| Dataset entries |
begin

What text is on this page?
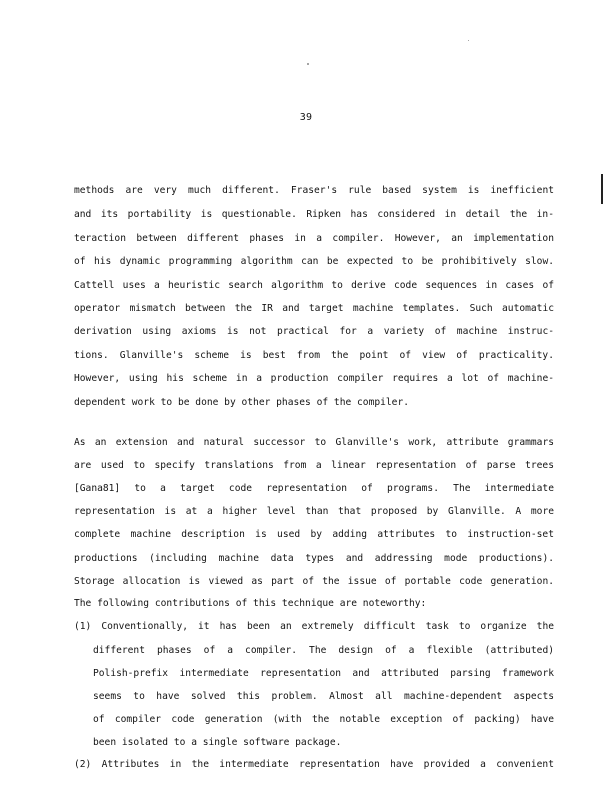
39
methods are very much different. Fraser's rule based system is inefficient
and its portability is questionable. Ripken has considered in detail the in-
teraction between different phases in a compiler. However, an implementation
of his dynamic programming algorithm can be expected to be prohibitively slow.
Cattell uses a heuristic search algorithm to derive code sequences in cases of
operator mismatch between the IR and target machine templates. Such automatic
derivation using axioms is not practical for a variety of machine instruc-
tions. Glanville's scheme is best from the point of view of practicality.
However, using his scheme in a production compiler requires a lot of machine-
dependent work to be done by other phases of the compiler.
As an extension and natural successor to Glanville's work, attribute grammars
are used to specify translations from a linear representation of parse trees
[Gana81] to a target code representation of programs. The intermediate
representation is at a higher level than that proposed by Glanville. A more
complete machine description is used by adding attributes to instruction-set
productions (including machine data types and addressing mode productions).
Storage allocation is viewed as part of the issue of portable code generation.
The following contributions of this technique are noteworthy:
(1) Conventionally, it has been an extremely difficult task to organize the
different phases of a compiler. The design of a flexible (attributed)
Polish-prefix intermediate representation and attributed parsing framework
seems to have solved this problem. Almost all machine-dependent aspects
of compiler code generation (with the notable exception of packing) have
been isolated to a single software package.
(2) Attributes in the intermediate representation have provided a convenient
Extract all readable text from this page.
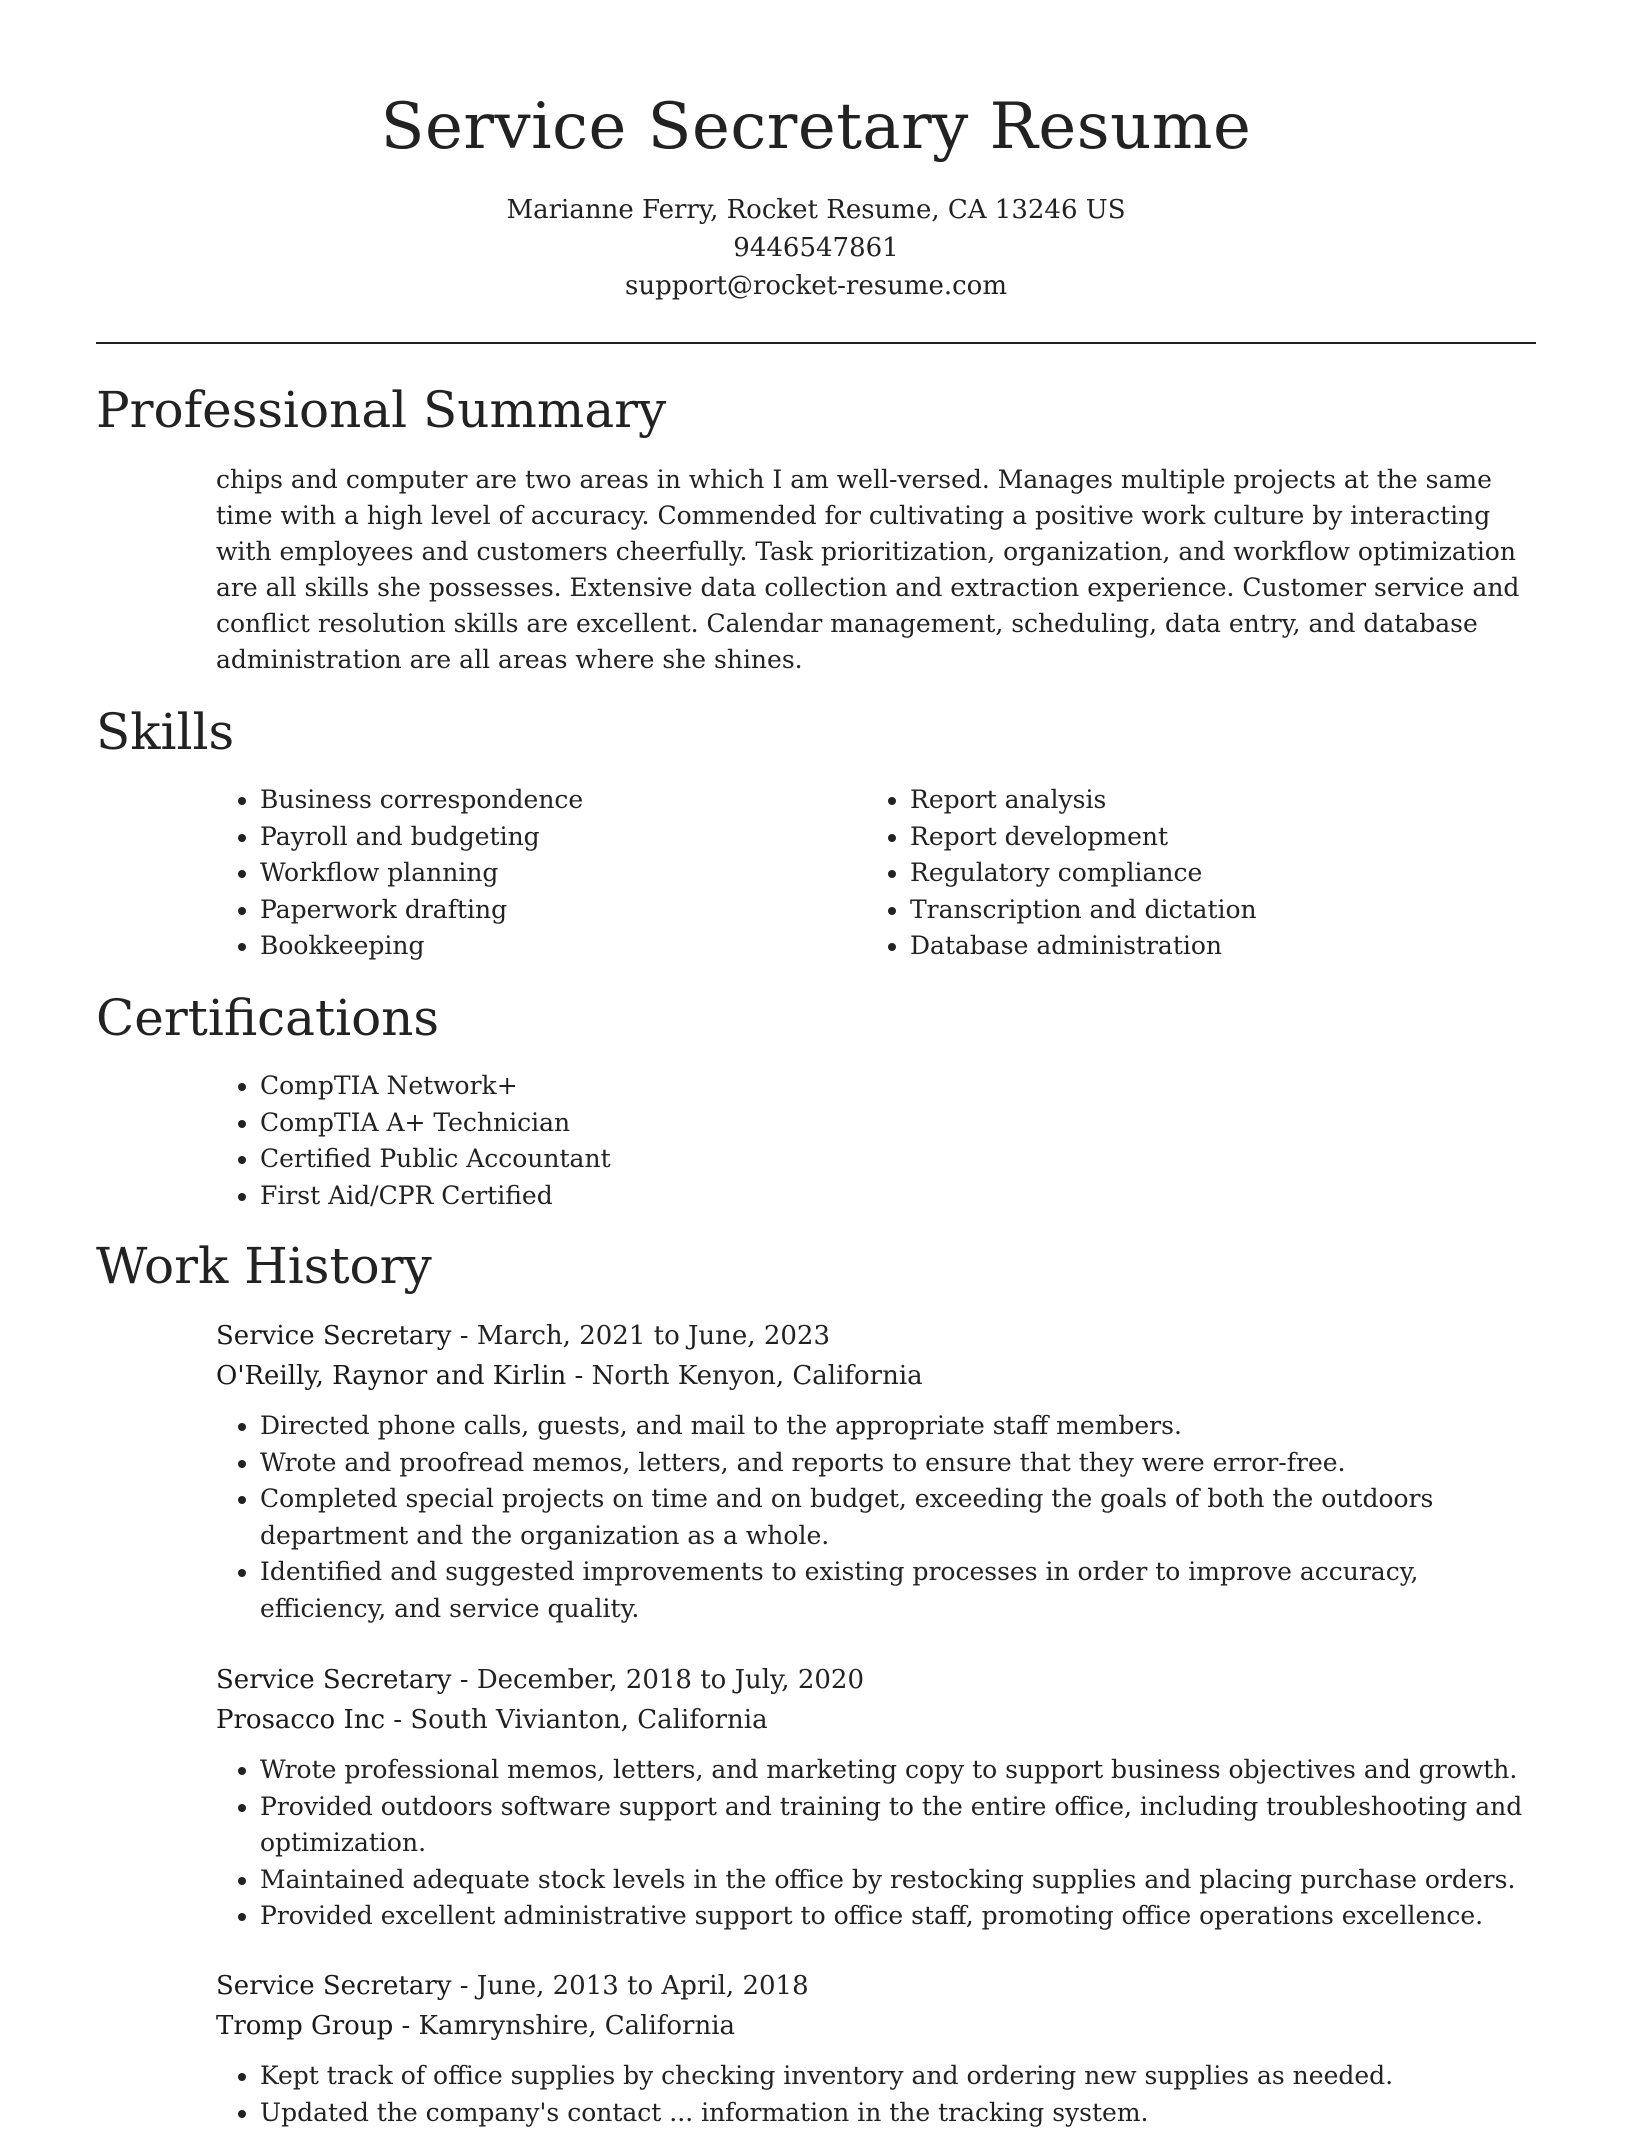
Service Secretary Resume
Marianne Ferry, Rocket Resume, CA 13246 US
9446547861
support@rocket-resume.com
Professional Summary

chips and computer are two areas in which I am well-versed. Manages multiple projects at the same time with a high level of accuracy. Commended for cultivating a positive work culture by interacting with employees and customers cheerfully. Task prioritization, organization, and workflow optimization are all skills she possesses. Extensive data collection and extraction experience. Customer service and conflict resolution skills are excellent. Calendar management, scheduling, data entry, and database administration are all areas where she shines.

Skills
• Business correspondence
• Payroll and budgeting
• Workflow planning
• Paperwork drafting
• Bookkeeping
• Report analysis
• Report development
• Regulatory compliance
• Transcription and dictation
• Database administration
Certifications
• CompTIA Network+
• CompTIA A+ Technician
• Certified Public Accountant
• First Aid/CPR Certified
Work History
Service Secretary - March, 2021 to June, 2023
O'Reilly, Raynor and Kirlin - North Kenyon, California
• Directed phone calls, guests, and mail to the appropriate staff members.
• Wrote and proofread memos, letters, and reports to ensure that they were error-free.
• Completed special projects on time and on budget, exceeding the goals of both the outdoors department and the organization as a whole.
• Identified and suggested improvements to existing processes in order to improve accuracy, efficiency, and service quality.
Service Secretary - December, 2018 to July, 2020
Prosacco Inc - South Vivianton, California
• Wrote professional memos, letters, and marketing copy to support business objectives and growth.
• Provided outdoors software support and training to the entire office, including troubleshooting and optimization.
• Maintained adequate stock levels in the office by restocking supplies and placing purchase orders.
• Provided excellent administrative support to office staff, promoting office operations excellence.
Service Secretary - June, 2013 to April, 2018
Tromp Group - Kamrynshire, California
• Kept track of office supplies by checking inventory and ordering new supplies as needed.
• Updated the company's contact ... information in the tracking system.
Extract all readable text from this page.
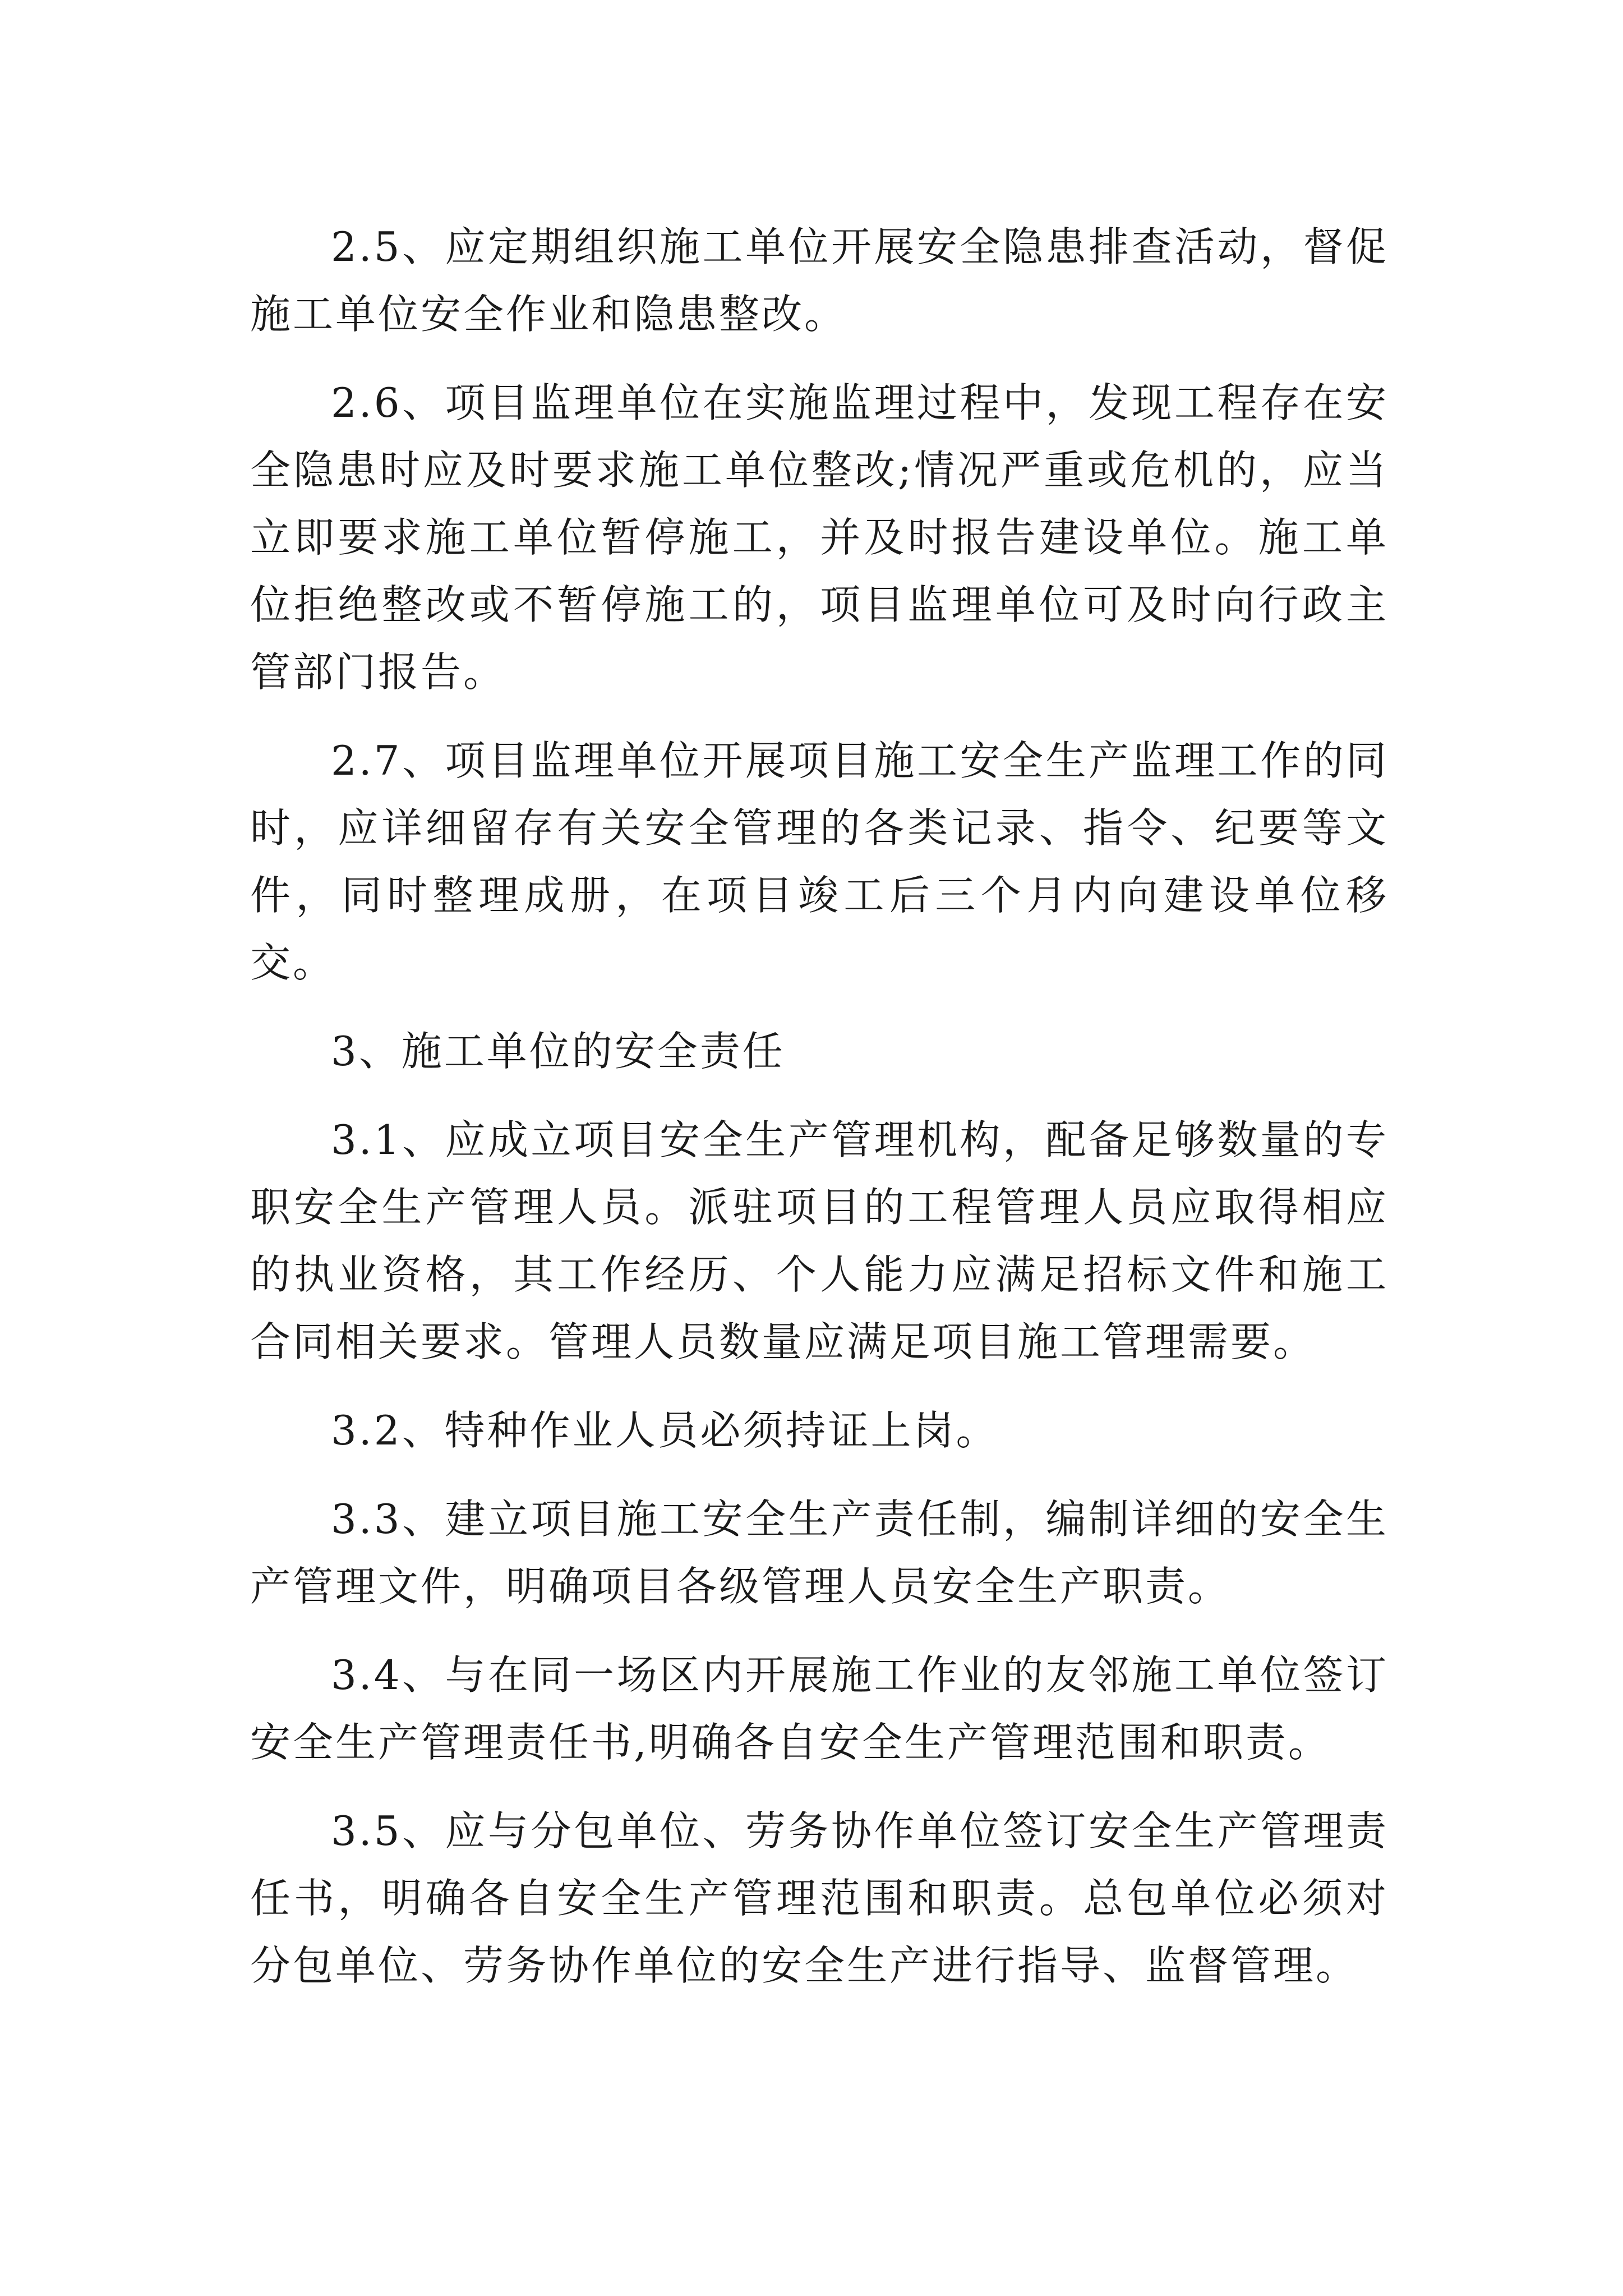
2.5、应定期组织施工单位开展安全隐患排查活动，督促施工单位安全作业和隐患整改。

2.6、项目监理单位在实施监理过程中，发现工程存在安全隐患时应及时要求施工单位整改;情况严重或危机的，应当立即要求施工单位暂停施工，并及时报告建设单位。施工单位拒绝整改或不暂停施工的，项目监理单位可及时向行政主管部门报告。

2.7、项目监理单位开展项目施工安全生产监理工作的同时，应详细留存有关安全管理的各类记录、指令、纪要等文件，同时整理成册，在项目竣工后三个月内向建设单位移交。

3、施工单位的安全责任

3.1、应成立项目安全生产管理机构，配备足够数量的专职安全生产管理人员。派驻项目的工程管理人员应取得相应的执业资格，其工作经历、个人能力应满足招标文件和施工合同相关要求。管理人员数量应满足项目施工管理需要。

3.2、特种作业人员必须持证上岗。

3.3、建立项目施工安全生产责任制，编制详细的安全生产管理文件，明确项目各级管理人员安全生产职责。

3.4、与在同一场区内开展施工作业的友邻施工单位签订安全生产管理责任书,明确各自安全生产管理范围和职责。

3.5、应与分包单位、劳务协作单位签订安全生产管理责任书，明确各自安全生产管理范围和职责。总包单位必须对分包单位、劳务协作单位的安全生产进行指导、监督管理。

end

Check each line of the records for the string "excellent" and state how many lines contain it. Give only the number.

2